Aim of the task:
Search the data for the string "besitzt" and gather each line it is in.

Figure record extracts:
□ □ □

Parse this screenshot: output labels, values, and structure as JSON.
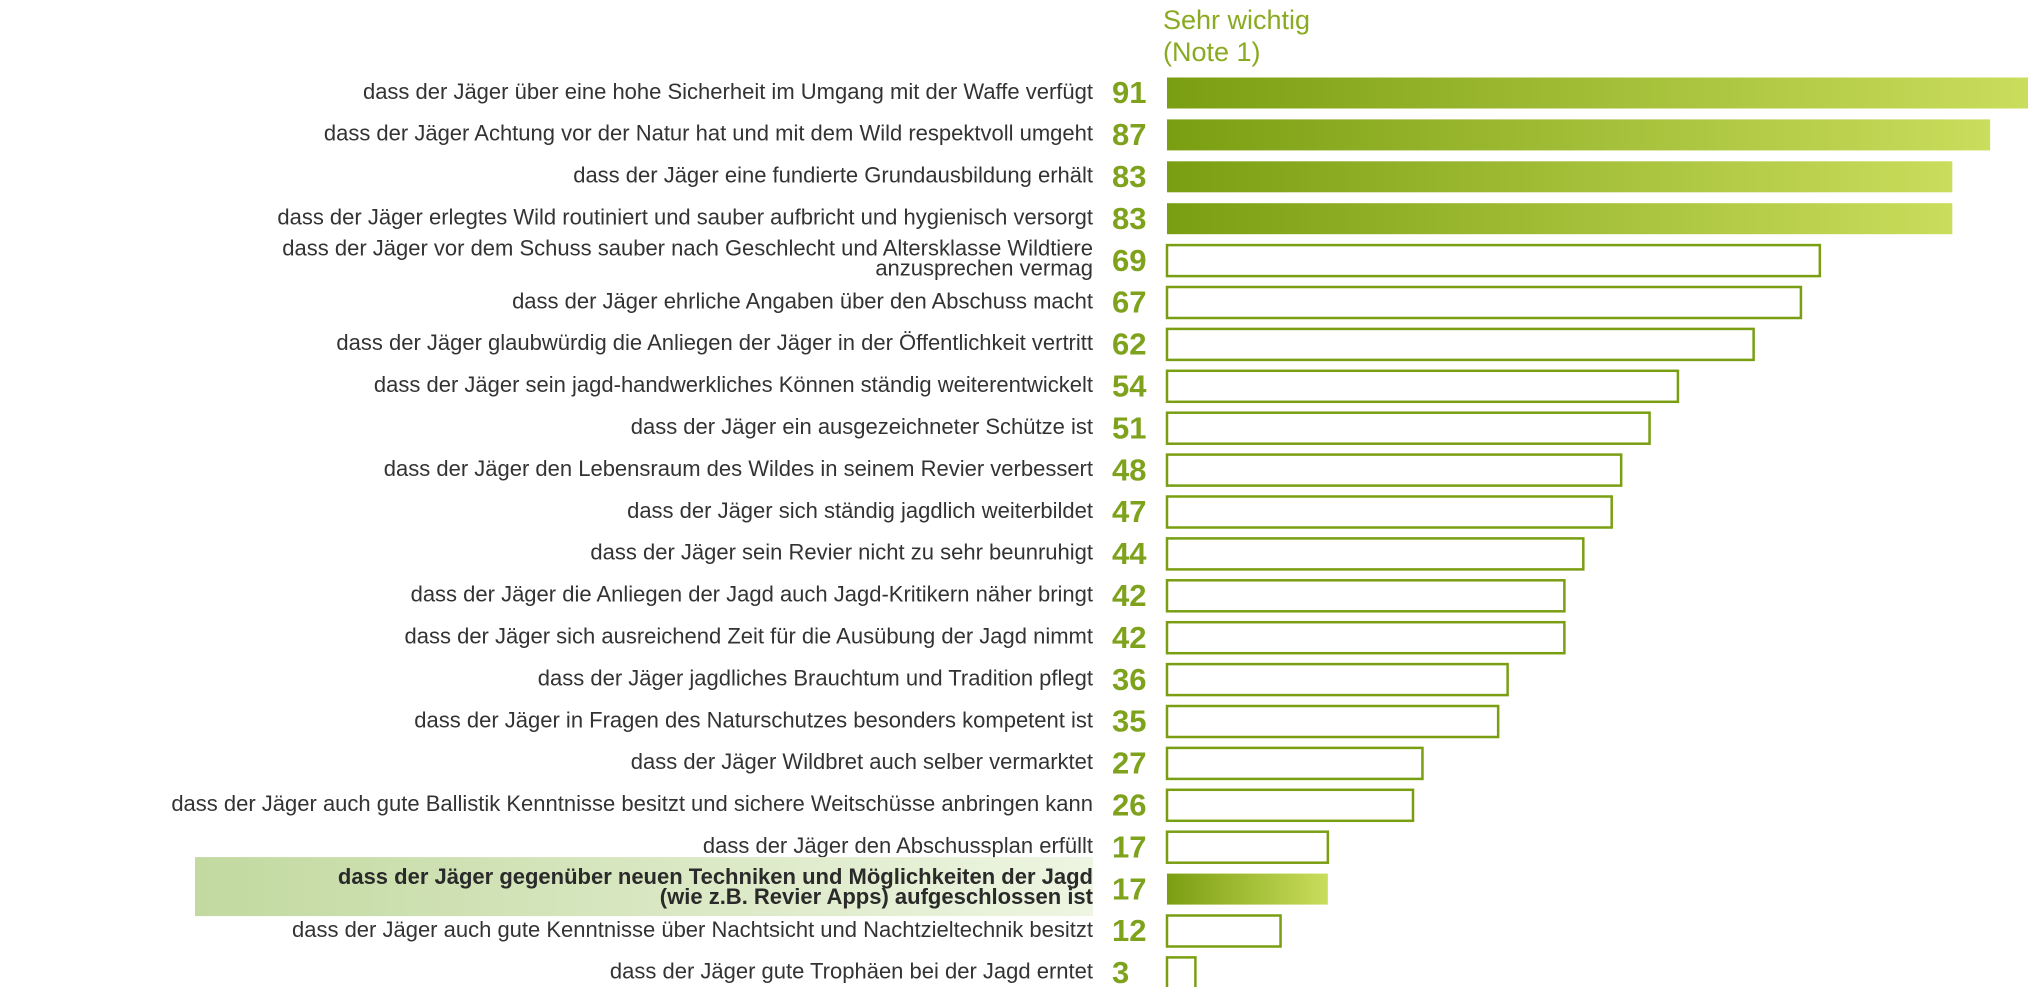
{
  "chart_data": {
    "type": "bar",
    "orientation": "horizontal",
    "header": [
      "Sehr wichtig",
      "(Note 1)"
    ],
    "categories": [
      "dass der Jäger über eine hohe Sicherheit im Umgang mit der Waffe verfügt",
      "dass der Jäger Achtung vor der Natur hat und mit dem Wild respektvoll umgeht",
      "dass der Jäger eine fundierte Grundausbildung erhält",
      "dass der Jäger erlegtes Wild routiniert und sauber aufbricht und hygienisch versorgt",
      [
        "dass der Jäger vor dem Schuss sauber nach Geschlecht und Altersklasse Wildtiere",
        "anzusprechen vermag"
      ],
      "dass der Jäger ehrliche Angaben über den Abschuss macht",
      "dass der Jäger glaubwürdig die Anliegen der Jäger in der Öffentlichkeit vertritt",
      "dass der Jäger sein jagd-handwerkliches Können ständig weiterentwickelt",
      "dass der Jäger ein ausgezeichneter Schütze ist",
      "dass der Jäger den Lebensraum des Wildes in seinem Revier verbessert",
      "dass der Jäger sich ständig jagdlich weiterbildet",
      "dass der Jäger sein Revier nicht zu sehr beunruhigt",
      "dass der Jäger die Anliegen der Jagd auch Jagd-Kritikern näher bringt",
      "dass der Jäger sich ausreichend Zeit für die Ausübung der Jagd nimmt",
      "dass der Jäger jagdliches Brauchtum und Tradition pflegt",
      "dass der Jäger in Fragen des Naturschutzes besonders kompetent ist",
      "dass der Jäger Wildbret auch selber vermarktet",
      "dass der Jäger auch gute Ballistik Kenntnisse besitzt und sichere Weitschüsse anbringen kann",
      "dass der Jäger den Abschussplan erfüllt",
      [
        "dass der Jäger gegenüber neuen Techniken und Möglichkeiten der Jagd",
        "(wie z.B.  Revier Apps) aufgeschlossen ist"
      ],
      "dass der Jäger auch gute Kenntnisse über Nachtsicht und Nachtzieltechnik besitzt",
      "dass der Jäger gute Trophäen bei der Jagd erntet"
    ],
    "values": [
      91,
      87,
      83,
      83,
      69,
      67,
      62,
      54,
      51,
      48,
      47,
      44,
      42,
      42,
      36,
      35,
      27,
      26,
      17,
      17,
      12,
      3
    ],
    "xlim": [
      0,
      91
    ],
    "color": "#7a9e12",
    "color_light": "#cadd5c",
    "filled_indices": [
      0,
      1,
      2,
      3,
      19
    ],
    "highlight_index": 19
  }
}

□ □ □

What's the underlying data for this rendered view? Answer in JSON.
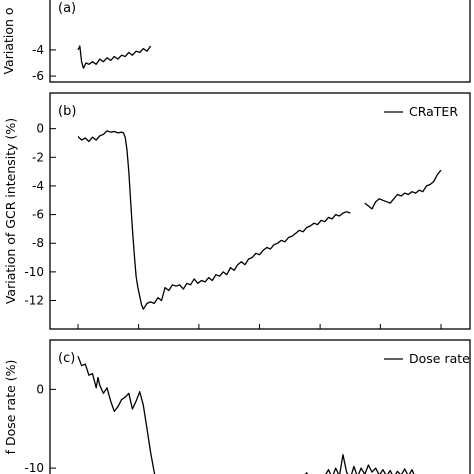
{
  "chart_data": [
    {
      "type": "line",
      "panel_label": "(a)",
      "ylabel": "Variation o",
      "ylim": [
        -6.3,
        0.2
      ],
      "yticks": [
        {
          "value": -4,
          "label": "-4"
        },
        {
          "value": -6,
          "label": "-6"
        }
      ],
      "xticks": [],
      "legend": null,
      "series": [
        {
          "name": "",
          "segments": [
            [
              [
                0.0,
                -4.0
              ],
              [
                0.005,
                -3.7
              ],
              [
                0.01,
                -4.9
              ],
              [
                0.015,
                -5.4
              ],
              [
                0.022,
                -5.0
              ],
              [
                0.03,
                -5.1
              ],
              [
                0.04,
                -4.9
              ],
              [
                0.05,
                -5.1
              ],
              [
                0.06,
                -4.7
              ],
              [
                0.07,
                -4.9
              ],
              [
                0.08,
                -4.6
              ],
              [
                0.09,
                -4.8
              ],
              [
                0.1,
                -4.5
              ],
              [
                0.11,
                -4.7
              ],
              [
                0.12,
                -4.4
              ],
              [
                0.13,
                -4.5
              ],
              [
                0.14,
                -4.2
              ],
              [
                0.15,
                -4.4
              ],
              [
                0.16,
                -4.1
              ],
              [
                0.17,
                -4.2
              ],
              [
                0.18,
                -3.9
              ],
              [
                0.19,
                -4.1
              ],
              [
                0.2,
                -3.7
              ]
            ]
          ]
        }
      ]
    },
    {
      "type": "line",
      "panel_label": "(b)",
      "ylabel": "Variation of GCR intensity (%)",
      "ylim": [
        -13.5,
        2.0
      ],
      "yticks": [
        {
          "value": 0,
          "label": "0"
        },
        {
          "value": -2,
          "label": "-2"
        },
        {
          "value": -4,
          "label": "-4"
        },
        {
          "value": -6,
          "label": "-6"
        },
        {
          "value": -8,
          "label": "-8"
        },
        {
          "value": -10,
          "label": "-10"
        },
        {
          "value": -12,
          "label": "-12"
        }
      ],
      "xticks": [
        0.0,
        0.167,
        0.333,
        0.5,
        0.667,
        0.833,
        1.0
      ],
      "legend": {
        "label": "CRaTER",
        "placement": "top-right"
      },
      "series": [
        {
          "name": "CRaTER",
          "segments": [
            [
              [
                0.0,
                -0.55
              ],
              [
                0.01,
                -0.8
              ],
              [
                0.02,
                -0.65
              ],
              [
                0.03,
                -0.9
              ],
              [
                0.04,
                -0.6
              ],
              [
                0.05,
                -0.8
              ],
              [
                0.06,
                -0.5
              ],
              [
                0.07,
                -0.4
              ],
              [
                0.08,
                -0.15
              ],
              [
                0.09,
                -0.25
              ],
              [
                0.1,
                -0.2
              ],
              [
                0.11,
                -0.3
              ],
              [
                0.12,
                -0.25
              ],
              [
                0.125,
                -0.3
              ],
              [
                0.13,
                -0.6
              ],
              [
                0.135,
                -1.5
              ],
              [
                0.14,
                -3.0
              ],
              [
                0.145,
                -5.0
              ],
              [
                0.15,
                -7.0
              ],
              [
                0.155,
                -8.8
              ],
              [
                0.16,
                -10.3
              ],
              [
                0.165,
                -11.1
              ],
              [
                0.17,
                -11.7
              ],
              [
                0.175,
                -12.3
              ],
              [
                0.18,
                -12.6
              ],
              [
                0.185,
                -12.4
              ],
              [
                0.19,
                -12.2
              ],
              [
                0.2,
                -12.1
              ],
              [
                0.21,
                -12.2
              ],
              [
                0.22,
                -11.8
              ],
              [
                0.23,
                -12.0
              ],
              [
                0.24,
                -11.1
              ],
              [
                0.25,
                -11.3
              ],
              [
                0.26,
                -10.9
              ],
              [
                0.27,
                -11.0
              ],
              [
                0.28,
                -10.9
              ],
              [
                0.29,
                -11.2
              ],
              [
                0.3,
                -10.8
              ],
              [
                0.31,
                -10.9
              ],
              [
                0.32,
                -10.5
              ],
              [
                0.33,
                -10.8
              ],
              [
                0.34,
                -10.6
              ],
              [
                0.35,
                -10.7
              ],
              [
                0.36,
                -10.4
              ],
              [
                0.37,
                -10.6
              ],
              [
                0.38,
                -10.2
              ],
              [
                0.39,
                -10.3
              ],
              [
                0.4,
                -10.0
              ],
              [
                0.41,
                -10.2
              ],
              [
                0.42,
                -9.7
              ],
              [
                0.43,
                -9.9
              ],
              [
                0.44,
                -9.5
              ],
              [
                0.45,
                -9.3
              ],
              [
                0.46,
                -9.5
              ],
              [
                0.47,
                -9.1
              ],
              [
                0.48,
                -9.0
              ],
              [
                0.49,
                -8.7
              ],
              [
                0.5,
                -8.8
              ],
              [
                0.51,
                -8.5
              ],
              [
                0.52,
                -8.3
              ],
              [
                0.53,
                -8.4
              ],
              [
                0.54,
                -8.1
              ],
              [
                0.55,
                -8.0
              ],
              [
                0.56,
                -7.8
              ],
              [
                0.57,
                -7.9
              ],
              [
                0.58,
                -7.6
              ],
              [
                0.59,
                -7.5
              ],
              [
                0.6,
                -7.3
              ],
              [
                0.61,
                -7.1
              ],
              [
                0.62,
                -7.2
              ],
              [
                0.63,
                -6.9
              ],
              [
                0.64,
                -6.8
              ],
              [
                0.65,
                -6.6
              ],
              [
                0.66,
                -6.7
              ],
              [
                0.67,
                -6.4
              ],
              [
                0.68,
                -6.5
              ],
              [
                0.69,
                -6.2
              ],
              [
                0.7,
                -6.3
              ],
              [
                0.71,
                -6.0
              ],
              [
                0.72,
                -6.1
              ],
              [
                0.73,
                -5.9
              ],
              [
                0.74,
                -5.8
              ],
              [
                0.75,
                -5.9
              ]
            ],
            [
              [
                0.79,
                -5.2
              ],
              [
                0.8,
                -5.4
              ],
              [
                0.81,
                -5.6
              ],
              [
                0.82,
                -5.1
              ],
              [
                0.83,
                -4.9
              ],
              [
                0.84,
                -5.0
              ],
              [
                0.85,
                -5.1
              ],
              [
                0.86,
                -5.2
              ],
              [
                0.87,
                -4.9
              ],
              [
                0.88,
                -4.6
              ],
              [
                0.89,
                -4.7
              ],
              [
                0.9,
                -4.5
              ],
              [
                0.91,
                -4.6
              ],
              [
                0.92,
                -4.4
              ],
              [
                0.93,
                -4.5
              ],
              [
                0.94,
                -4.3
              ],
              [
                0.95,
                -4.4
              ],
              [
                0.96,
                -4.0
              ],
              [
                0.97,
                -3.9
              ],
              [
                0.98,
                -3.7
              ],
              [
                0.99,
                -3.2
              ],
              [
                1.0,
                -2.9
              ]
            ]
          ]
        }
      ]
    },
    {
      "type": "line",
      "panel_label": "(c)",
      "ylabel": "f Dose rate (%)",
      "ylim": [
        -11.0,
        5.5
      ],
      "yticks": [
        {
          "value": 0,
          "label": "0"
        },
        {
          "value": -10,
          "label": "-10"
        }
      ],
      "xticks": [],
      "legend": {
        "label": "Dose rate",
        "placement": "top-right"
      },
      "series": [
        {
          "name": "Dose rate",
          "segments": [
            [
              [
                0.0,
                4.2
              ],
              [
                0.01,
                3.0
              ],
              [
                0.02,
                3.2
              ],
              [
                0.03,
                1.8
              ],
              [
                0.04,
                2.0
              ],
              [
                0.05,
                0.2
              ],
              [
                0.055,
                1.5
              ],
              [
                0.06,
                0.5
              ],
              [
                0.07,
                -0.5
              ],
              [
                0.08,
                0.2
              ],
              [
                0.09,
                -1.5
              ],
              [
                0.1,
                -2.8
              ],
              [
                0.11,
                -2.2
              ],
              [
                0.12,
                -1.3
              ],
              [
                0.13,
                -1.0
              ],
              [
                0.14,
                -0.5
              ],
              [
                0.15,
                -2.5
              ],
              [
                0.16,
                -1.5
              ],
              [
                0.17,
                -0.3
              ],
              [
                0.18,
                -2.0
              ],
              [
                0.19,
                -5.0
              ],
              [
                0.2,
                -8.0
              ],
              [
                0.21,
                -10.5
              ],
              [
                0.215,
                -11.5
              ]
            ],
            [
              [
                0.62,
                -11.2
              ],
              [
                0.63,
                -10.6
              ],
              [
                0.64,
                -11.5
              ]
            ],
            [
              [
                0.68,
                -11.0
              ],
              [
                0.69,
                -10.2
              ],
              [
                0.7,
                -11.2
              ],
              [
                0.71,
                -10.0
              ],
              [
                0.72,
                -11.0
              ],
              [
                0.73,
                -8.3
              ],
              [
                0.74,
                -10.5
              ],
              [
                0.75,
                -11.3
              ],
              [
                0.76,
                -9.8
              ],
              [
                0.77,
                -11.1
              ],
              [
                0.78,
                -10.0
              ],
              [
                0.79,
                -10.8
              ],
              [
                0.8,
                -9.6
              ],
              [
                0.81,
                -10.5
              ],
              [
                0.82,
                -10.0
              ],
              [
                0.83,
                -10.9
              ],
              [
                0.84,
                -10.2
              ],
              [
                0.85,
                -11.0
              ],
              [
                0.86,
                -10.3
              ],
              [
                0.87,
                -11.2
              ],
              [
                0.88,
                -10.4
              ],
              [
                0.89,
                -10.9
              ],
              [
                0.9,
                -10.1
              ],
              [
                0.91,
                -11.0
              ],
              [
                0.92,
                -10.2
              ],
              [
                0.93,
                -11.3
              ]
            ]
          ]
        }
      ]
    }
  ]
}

□ □ □

Response for this exercise:
      "dass der Jäger auch gute Ballistik Kenntnisse besitzt und sichere Weitschüsse anbringen kann",
      "dass der Jäger auch gute Kenntnisse über Nachtsicht und Nachtzieltechnik besitzt",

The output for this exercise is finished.